Task to carry out: Output each entry exactly; skip nothing.

Listed records:
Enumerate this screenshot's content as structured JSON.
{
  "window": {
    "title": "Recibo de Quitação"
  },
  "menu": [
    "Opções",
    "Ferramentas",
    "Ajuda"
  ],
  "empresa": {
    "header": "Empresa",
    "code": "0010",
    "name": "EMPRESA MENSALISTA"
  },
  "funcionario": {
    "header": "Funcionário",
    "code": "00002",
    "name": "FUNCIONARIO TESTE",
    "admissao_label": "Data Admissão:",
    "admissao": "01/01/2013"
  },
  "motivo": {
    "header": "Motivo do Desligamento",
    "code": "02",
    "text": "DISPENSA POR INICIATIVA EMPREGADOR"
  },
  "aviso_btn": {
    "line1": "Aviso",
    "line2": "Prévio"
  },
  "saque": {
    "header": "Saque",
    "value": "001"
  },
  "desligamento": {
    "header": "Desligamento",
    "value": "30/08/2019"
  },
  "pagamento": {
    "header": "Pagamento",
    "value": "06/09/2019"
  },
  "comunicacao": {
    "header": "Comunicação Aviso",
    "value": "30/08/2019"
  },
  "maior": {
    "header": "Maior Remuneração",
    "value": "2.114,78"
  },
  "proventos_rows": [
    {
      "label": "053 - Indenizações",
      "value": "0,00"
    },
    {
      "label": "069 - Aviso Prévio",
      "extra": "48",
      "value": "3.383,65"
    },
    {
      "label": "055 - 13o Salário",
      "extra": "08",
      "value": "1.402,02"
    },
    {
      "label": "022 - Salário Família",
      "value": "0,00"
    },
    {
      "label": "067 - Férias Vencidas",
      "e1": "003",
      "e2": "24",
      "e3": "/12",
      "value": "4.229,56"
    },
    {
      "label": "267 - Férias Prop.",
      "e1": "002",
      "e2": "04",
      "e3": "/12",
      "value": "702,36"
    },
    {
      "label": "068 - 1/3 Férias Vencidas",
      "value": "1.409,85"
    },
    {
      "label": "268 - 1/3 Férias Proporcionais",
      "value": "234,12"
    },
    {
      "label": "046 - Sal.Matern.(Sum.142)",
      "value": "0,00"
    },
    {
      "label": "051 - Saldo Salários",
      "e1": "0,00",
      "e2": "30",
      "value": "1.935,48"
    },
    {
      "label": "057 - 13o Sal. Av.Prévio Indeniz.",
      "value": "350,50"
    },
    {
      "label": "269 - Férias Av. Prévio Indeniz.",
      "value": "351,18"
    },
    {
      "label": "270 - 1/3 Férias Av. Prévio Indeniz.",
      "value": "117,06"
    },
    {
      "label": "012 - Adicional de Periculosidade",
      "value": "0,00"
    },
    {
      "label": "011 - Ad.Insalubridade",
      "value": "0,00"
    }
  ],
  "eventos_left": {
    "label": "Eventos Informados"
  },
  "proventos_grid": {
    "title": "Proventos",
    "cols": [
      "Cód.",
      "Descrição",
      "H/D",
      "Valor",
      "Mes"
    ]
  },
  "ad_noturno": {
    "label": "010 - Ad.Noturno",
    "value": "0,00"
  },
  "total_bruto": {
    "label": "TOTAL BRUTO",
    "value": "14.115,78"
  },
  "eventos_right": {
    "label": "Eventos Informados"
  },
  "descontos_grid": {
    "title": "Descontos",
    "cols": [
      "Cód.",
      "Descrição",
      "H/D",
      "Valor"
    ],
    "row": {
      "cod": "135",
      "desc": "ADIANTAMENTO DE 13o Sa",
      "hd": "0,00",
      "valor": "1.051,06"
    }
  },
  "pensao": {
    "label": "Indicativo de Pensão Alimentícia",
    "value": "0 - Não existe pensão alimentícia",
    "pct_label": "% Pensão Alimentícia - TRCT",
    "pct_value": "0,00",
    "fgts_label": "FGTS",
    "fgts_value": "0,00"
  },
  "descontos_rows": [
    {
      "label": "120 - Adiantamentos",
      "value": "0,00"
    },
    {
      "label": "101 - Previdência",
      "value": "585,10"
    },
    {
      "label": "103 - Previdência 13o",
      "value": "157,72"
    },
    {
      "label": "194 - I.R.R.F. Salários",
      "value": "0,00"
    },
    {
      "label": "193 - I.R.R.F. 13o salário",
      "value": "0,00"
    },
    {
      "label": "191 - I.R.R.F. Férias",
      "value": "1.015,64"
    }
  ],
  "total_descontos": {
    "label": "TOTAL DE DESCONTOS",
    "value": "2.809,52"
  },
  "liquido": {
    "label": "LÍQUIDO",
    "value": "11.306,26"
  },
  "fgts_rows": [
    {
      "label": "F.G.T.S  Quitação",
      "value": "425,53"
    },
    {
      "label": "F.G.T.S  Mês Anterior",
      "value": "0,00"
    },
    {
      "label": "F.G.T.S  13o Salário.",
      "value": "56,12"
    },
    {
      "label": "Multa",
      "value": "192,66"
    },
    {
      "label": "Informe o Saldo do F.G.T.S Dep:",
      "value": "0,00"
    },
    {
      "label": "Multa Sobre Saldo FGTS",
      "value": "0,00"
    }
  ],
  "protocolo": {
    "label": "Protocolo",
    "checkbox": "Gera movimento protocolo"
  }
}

Answer for this exercise:
Enumerate this screenshot's content as structured JSON.
{
  "window": {
    "title": "Recibo de Quitação"
  },
  "menu": [
    "Opções",
    "Ferramentas",
    "Ajuda"
  ],
  "empresa": {
    "header": "Empresa",
    "code": "0010",
    "name": "EMPRESA MENSALISTA"
  },
  "funcionario": {
    "header": "Funcionário",
    "code": "00002",
    "name": "FUNCIONARIO TESTE",
    "admissao_label": "Data Admissão:",
    "admissao": "01/01/2013"
  },
  "motivo": {
    "header": "Motivo do Desligamento",
    "code": "02",
    "text": "DISPENSA POR INICIATIVA EMPREGADOR"
  },
  "aviso_btn": {
    "line1": "Aviso",
    "line2": "Prévio"
  },
  "saque": {
    "header": "Saque",
    "value": "001"
  },
  "desligamento": {
    "header": "Desligamento",
    "value": "30/08/2019"
  },
  "pagamento": {
    "header": "Pagamento",
    "value": "06/09/2019"
  },
  "comunicacao": {
    "header": "Comunicação Aviso",
    "value": "30/08/2019"
  },
  "maior": {
    "header": "Maior Remuneração",
    "value": "2.114,78"
  },
  "proventos_rows": [
    {
      "label": "053 - Indenizações",
      "value": "0,00"
    },
    {
      "label": "069 - Aviso Prévio",
      "extra": "48",
      "value": "3.383,65"
    },
    {
      "label": "055 - 13o Salário",
      "extra": "08",
      "value": "1.402,02"
    },
    {
      "label": "022 - Salário Família",
      "value": "0,00"
    },
    {
      "label": "067 - Férias Vencidas",
      "e1": "003",
      "e2": "24",
      "e3": "/12",
      "value": "4.229,56"
    },
    {
      "label": "267 - Férias Prop.",
      "e1": "002",
      "e2": "04",
      "e3": "/12",
      "value": "702,36"
    },
    {
      "label": "068 - 1/3 Férias Vencidas",
      "value": "1.409,85"
    },
    {
      "label": "268 - 1/3 Férias Proporcionais",
      "value": "234,12"
    },
    {
      "label": "046 - Sal.Matern.(Sum.142)",
      "value": "0,00"
    },
    {
      "label": "051 - Saldo Salários",
      "e1": "0,00",
      "e2": "30",
      "value": "1.935,48"
    },
    {
      "label": "057 - 13o Sal. Av.Prévio Indeniz.",
      "value": "350,50"
    },
    {
      "label": "269 - Férias Av. Prévio Indeniz.",
      "value": "351,18"
    },
    {
      "label": "270 - 1/3 Férias Av. Prévio Indeniz.",
      "value": "117,06"
    },
    {
      "label": "012 - Adicional de Periculosidade",
      "value": "0,00"
    },
    {
      "label": "011 - Ad.Insalubridade",
      "value": "0,00"
    }
  ],
  "eventos_left": {
    "label": "Eventos Informados"
  },
  "proventos_grid": {
    "title": "Proventos",
    "cols": [
      "Cód.",
      "Descrição",
      "H/D",
      "Valor",
      "Mes"
    ]
  },
  "ad_noturno": {
    "label": "010 - Ad.Noturno",
    "value": "0,00"
  },
  "total_bruto": {
    "label": "TOTAL BRUTO",
    "value": "14.115,78"
  },
  "eventos_right": {
    "label": "Eventos Informados"
  },
  "descontos_grid": {
    "title": "Descontos",
    "cols": [
      "Cód.",
      "Descrição",
      "H/D",
      "Valor"
    ],
    "row": {
      "cod": "135",
      "desc": "ADIANTAMENTO DE 13o Sa",
      "hd": "0,00",
      "valor": "1.051,06"
    }
  },
  "pensao": {
    "label": "Indicativo de Pensão Alimentícia",
    "value": "0 - Não existe pensão alimentícia",
    "pct_label": "% Pensão Alimentícia - TRCT",
    "pct_value": "0,00",
    "fgts_label": "FGTS",
    "fgts_value": "0,00"
  },
  "descontos_rows": [
    {
      "label": "120 - Adiantamentos",
      "value": "0,00"
    },
    {
      "label": "101 - Previdência",
      "value": "585,10"
    },
    {
      "label": "103 - Previdência 13o",
      "value": "157,72"
    },
    {
      "label": "194 - I.R.R.F. Salários",
      "value": "0,00"
    },
    {
      "label": "193 - I.R.R.F. 13o salário",
      "value": "0,00"
    },
    {
      "label": "191 - I.R.R.F. Férias",
      "value": "1.015,64"
    }
  ],
  "total_descontos": {
    "label": "TOTAL DE DESCONTOS",
    "value": "2.809,52"
  },
  "liquido": {
    "label": "LÍQUIDO",
    "value": "11.306,26"
  },
  "fgts_rows": [
    {
      "label": "F.G.T.S  Quitação",
      "value": "425,53"
    },
    {
      "label": "F.G.T.S  Mês Anterior",
      "value": "0,00"
    },
    {
      "label": "F.G.T.S  13o Salário.",
      "value": "56,12"
    },
    {
      "label": "Multa",
      "value": "192,66"
    },
    {
      "label": "Informe o Saldo do F.G.T.S Dep:",
      "value": "0,00"
    },
    {
      "label": "Multa Sobre Saldo FGTS",
      "value": "0,00"
    }
  ],
  "protocolo": {
    "label": "Protocolo",
    "checkbox": "Gera movimento protocolo"
  }
}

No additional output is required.